START Raw data

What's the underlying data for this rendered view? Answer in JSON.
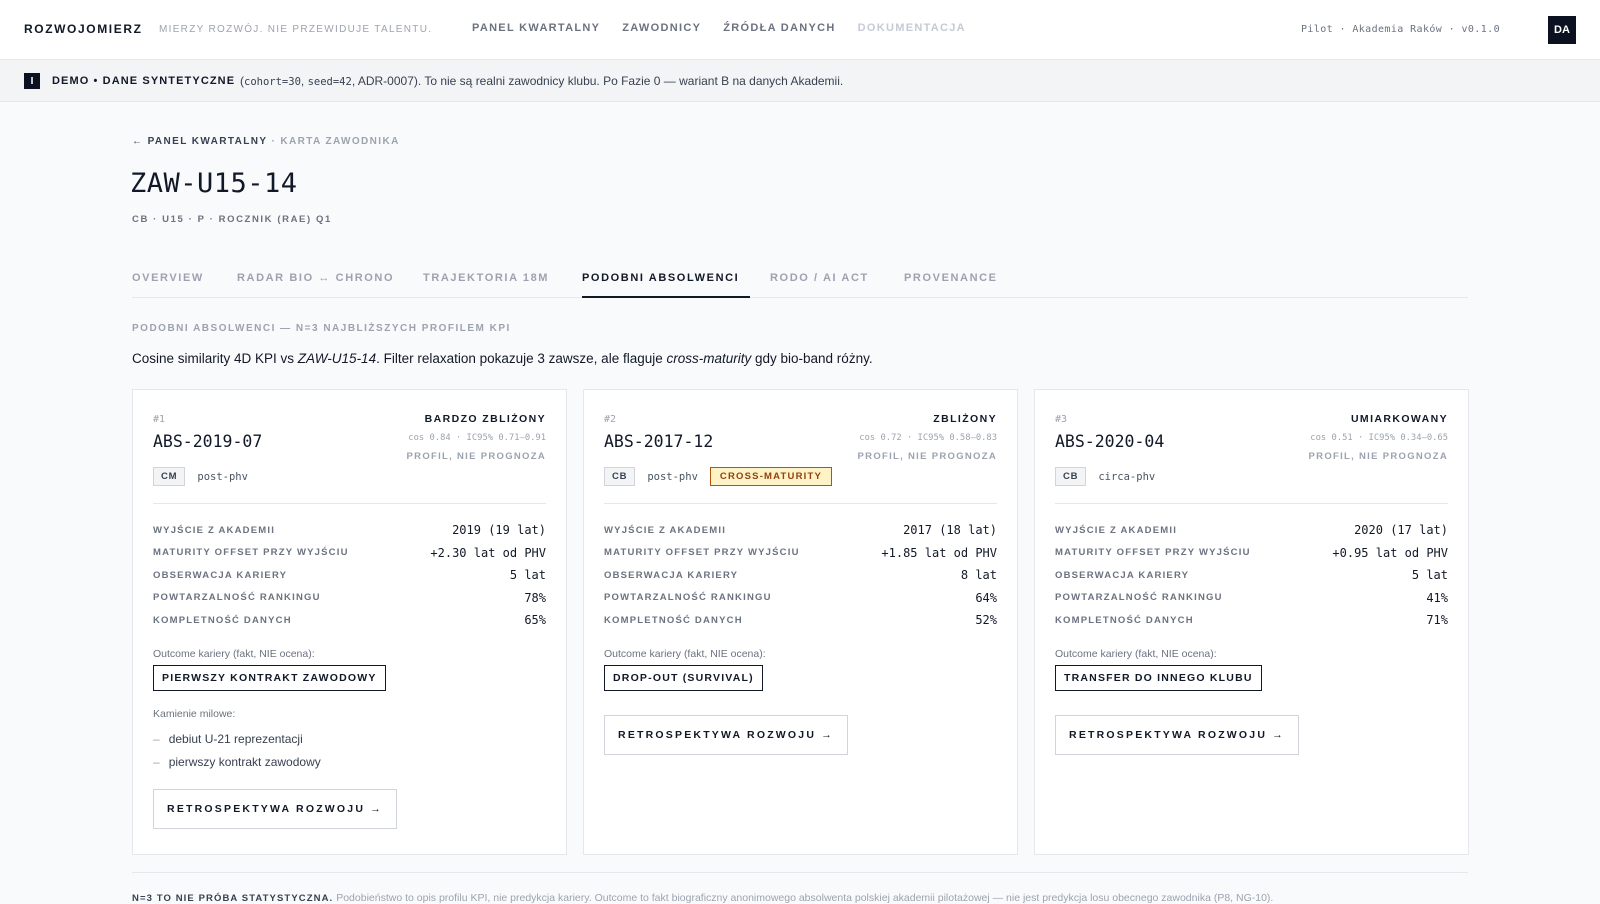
{
  "header": {
    "brand": "ROZWOJOMIERZ",
    "tagline": "MIERZY ROZWÓJ. NIE PRZEWIDUJE TALENTU.",
    "nav": [
      "PANEL KWARTALNY",
      "ZAWODNICY",
      "ŹRÓDŁA DANYCH",
      "DOKUMENTACJA"
    ],
    "pilot": "Pilot · Akademia Raków · v0.1.0",
    "avatar": "DA"
  },
  "banner": {
    "icon": "I",
    "strong": "DEMO • DANE SYNTETYCZNE",
    "text_prefix": "(",
    "mono_a": "cohort=30",
    "sep_a": ", ",
    "mono_b": "seed=42",
    "text_rest": ", ADR-0007). To nie są realni zawodnicy klubu. Po Fazie 0 — wariant B na danych Akademii."
  },
  "breadcrumb": {
    "back": "← PANEL KWARTALNY",
    "sep": " · ",
    "current": "KARTA ZAWODNIKA"
  },
  "player": {
    "id": "ZAW-U15-14",
    "meta": "CB · U15 · P · ROCZNIK (RAE) Q1"
  },
  "tabs": [
    "OVERVIEW",
    "RADAR BIO ↔ CHRONO",
    "TRAJEKTORIA 18M",
    "PODOBNI ABSOLWENCI",
    "RODO / AI ACT",
    "PROVENANCE"
  ],
  "section": {
    "label": "PODOBNI ABSOLWENCI — N=3 NAJBLIŻSZYCH PROFILEM KPI",
    "intro_a": "Cosine similarity 4D KPI vs ",
    "intro_b": "ZAW-U15-14",
    "intro_c": ". Filter relaxation pokazuje 3 zawsze, ale flaguje ",
    "intro_d": "cross-maturity",
    "intro_e": " gdy bio-band różny."
  },
  "cards": [
    {
      "rank": "#1",
      "id": "ABS-2019-07",
      "similarity": "BARDZO ZBLIŻONY",
      "cos": "cos 0.84 · IC95% 0.71–0.91",
      "profil": "PROFIL, NIE PROGNOZA",
      "position": "CM",
      "band": "post-phv",
      "stats": [
        {
          "k": "WYJŚCIE Z AKADEMII",
          "v": "2019 (19 lat)"
        },
        {
          "k": "MATURITY OFFSET PRZY WYJŚCIU",
          "v": "+2.30 lat od PHV"
        },
        {
          "k": "OBSERWACJA KARIERY",
          "v": "5 lat"
        },
        {
          "k": "POWTARZALNOŚĆ RANKINGU",
          "v": "78%"
        },
        {
          "k": "KOMPLETNOŚĆ DANYCH",
          "v": "65%"
        }
      ],
      "outcome_label": "Outcome kariery (fakt, NIE ocena):",
      "outcome": "PIERWSZY KONTRAKT ZAWODOWY",
      "milestones_label": "Kamienie milowe:",
      "milestones": [
        "debiut U-21 reprezentacji",
        "pierwszy kontrakt zawodowy"
      ],
      "retro": "RETROSPEKTYWA ROZWOJU →"
    },
    {
      "rank": "#2",
      "id": "ABS-2017-12",
      "similarity": "ZBLIŻONY",
      "cos": "cos 0.72 · IC95% 0.58–0.83",
      "profil": "PROFIL, NIE PROGNOZA",
      "position": "CB",
      "band": "post-phv",
      "flag": "CROSS-MATURITY",
      "stats": [
        {
          "k": "WYJŚCIE Z AKADEMII",
          "v": "2017 (18 lat)"
        },
        {
          "k": "MATURITY OFFSET PRZY WYJŚCIU",
          "v": "+1.85 lat od PHV"
        },
        {
          "k": "OBSERWACJA KARIERY",
          "v": "8 lat"
        },
        {
          "k": "POWTARZALNOŚĆ RANKINGU",
          "v": "64%"
        },
        {
          "k": "KOMPLETNOŚĆ DANYCH",
          "v": "52%"
        }
      ],
      "outcome_label": "Outcome kariery (fakt, NIE ocena):",
      "outcome": "DROP-OUT (SURVIVAL)",
      "retro": "RETROSPEKTYWA ROZWOJU →"
    },
    {
      "rank": "#3",
      "id": "ABS-2020-04",
      "similarity": "UMIARKOWANY",
      "cos": "cos 0.51 · IC95% 0.34–0.65",
      "profil": "PROFIL, NIE PROGNOZA",
      "position": "CB",
      "band": "circa-phv",
      "stats": [
        {
          "k": "WYJŚCIE Z AKADEMII",
          "v": "2020 (17 lat)"
        },
        {
          "k": "MATURITY OFFSET PRZY WYJŚCIU",
          "v": "+0.95 lat od PHV"
        },
        {
          "k": "OBSERWACJA KARIERY",
          "v": "5 lat"
        },
        {
          "k": "POWTARZALNOŚĆ RANKINGU",
          "v": "41%"
        },
        {
          "k": "KOMPLETNOŚĆ DANYCH",
          "v": "71%"
        }
      ],
      "outcome_label": "Outcome kariery (fakt, NIE ocena):",
      "outcome": "TRANSFER DO INNEGO KLUBU",
      "retro": "RETROSPEKTYWA ROZWOJU →"
    }
  ],
  "footer": {
    "strong": "N=3 TO NIE PRÓBA STATYSTYCZNA.",
    "text": "Podobieństwo to opis profilu KPI, nie predykcja kariery. Outcome to fakt biograficzny anonimowego absolwenta polskiej akademii pilotażowej — nie jest predykcja losu obecnego zawodnika (P8, NG-10)."
  }
}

END Raw data

### Work to be completed
Reproduce every line of the material precisely, omitting its pictures.

### Correct result
What's the underlying data for this rendered view? Answer in JSON.
{
  "header": {
    "brand": "ROZWOJOMIERZ",
    "tagline": "MIERZY ROZWÓJ. NIE PRZEWIDUJE TALENTU.",
    "nav": [
      "PANEL KWARTALNY",
      "ZAWODNICY",
      "ŹRÓDŁA DANYCH",
      "DOKUMENTACJA"
    ],
    "pilot": "Pilot · Akademia Raków · v0.1.0",
    "avatar": "DA"
  },
  "banner": {
    "icon": "I",
    "strong": "DEMO • DANE SYNTETYCZNE",
    "text_prefix": "(",
    "mono_a": "cohort=30",
    "sep_a": ", ",
    "mono_b": "seed=42",
    "text_rest": ", ADR-0007). To nie są realni zawodnicy klubu. Po Fazie 0 — wariant B na danych Akademii."
  },
  "breadcrumb": {
    "back": "← PANEL KWARTALNY",
    "sep": " · ",
    "current": "KARTA ZAWODNIKA"
  },
  "player": {
    "id": "ZAW-U15-14",
    "meta": "CB · U15 · P · ROCZNIK (RAE) Q1"
  },
  "tabs": [
    "OVERVIEW",
    "RADAR BIO ↔ CHRONO",
    "TRAJEKTORIA 18M",
    "PODOBNI ABSOLWENCI",
    "RODO / AI ACT",
    "PROVENANCE"
  ],
  "section": {
    "label": "PODOBNI ABSOLWENCI — N=3 NAJBLIŻSZYCH PROFILEM KPI",
    "intro_a": "Cosine similarity 4D KPI vs ",
    "intro_b": "ZAW-U15-14",
    "intro_c": ". Filter relaxation pokazuje 3 zawsze, ale flaguje ",
    "intro_d": "cross-maturity",
    "intro_e": " gdy bio-band różny."
  },
  "cards": [
    {
      "rank": "#1",
      "id": "ABS-2019-07",
      "similarity": "BARDZO ZBLIŻONY",
      "cos": "cos 0.84 · IC95% 0.71–0.91",
      "profil": "PROFIL, NIE PROGNOZA",
      "position": "CM",
      "band": "post-phv",
      "stats": [
        {
          "k": "WYJŚCIE Z AKADEMII",
          "v": "2019 (19 lat)"
        },
        {
          "k": "MATURITY OFFSET PRZY WYJŚCIU",
          "v": "+2.30 lat od PHV"
        },
        {
          "k": "OBSERWACJA KARIERY",
          "v": "5 lat"
        },
        {
          "k": "POWTARZALNOŚĆ RANKINGU",
          "v": "78%"
        },
        {
          "k": "KOMPLETNOŚĆ DANYCH",
          "v": "65%"
        }
      ],
      "outcome_label": "Outcome kariery (fakt, NIE ocena):",
      "outcome": "PIERWSZY KONTRAKT ZAWODOWY",
      "milestones_label": "Kamienie milowe:",
      "milestones": [
        "debiut U-21 reprezentacji",
        "pierwszy kontrakt zawodowy"
      ],
      "retro": "RETROSPEKTYWA ROZWOJU →"
    },
    {
      "rank": "#2",
      "id": "ABS-2017-12",
      "similarity": "ZBLIŻONY",
      "cos": "cos 0.72 · IC95% 0.58–0.83",
      "profil": "PROFIL, NIE PROGNOZA",
      "position": "CB",
      "band": "post-phv",
      "flag": "CROSS-MATURITY",
      "stats": [
        {
          "k": "WYJŚCIE Z AKADEMII",
          "v": "2017 (18 lat)"
        },
        {
          "k": "MATURITY OFFSET PRZY WYJŚCIU",
          "v": "+1.85 lat od PHV"
        },
        {
          "k": "OBSERWACJA KARIERY",
          "v": "8 lat"
        },
        {
          "k": "POWTARZALNOŚĆ RANKINGU",
          "v": "64%"
        },
        {
          "k": "KOMPLETNOŚĆ DANYCH",
          "v": "52%"
        }
      ],
      "outcome_label": "Outcome kariery (fakt, NIE ocena):",
      "outcome": "DROP-OUT (SURVIVAL)",
      "retro": "RETROSPEKTYWA ROZWOJU →"
    },
    {
      "rank": "#3",
      "id": "ABS-2020-04",
      "similarity": "UMIARKOWANY",
      "cos": "cos 0.51 · IC95% 0.34–0.65",
      "profil": "PROFIL, NIE PROGNOZA",
      "position": "CB",
      "band": "circa-phv",
      "stats": [
        {
          "k": "WYJŚCIE Z AKADEMII",
          "v": "2020 (17 lat)"
        },
        {
          "k": "MATURITY OFFSET PRZY WYJŚCIU",
          "v": "+0.95 lat od PHV"
        },
        {
          "k": "OBSERWACJA KARIERY",
          "v": "5 lat"
        },
        {
          "k": "POWTARZALNOŚĆ RANKINGU",
          "v": "41%"
        },
        {
          "k": "KOMPLETNOŚĆ DANYCH",
          "v": "71%"
        }
      ],
      "outcome_label": "Outcome kariery (fakt, NIE ocena):",
      "outcome": "TRANSFER DO INNEGO KLUBU",
      "retro": "RETROSPEKTYWA ROZWOJU →"
    }
  ],
  "footer": {
    "strong": "N=3 TO NIE PRÓBA STATYSTYCZNA.",
    "text": "Podobieństwo to opis profilu KPI, nie predykcja kariery. Outcome to fakt biograficzny anonimowego absolwenta polskiej akademii pilotażowej — nie jest predykcja losu obecnego zawodnika (P8, NG-10)."
  }
}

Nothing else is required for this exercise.